### Task data
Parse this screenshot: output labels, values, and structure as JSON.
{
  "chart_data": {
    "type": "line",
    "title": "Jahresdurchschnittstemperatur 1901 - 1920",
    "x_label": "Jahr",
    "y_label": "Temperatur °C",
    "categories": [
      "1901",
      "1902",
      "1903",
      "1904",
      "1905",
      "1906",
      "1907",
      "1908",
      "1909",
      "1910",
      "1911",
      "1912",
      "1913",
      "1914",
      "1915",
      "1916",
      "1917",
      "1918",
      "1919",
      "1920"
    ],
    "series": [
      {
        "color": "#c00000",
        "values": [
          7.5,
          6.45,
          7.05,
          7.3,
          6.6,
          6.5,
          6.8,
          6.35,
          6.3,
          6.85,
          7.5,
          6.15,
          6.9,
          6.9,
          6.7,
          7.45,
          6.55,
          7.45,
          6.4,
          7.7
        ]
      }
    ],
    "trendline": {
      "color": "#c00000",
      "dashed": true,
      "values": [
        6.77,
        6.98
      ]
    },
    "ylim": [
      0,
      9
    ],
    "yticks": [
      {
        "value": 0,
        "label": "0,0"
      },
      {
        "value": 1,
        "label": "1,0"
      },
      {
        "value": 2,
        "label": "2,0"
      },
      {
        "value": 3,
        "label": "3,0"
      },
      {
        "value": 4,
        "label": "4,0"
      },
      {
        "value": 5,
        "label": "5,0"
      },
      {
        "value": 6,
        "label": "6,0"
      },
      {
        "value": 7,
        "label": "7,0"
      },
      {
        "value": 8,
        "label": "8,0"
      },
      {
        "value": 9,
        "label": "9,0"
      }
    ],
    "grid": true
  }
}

### Given instruction
Go through the records. Copy each line where "values" appears.

### Answer to this task
Parse this screenshot: output labels, values, and structure as JSON.
        "values": [
      "values": [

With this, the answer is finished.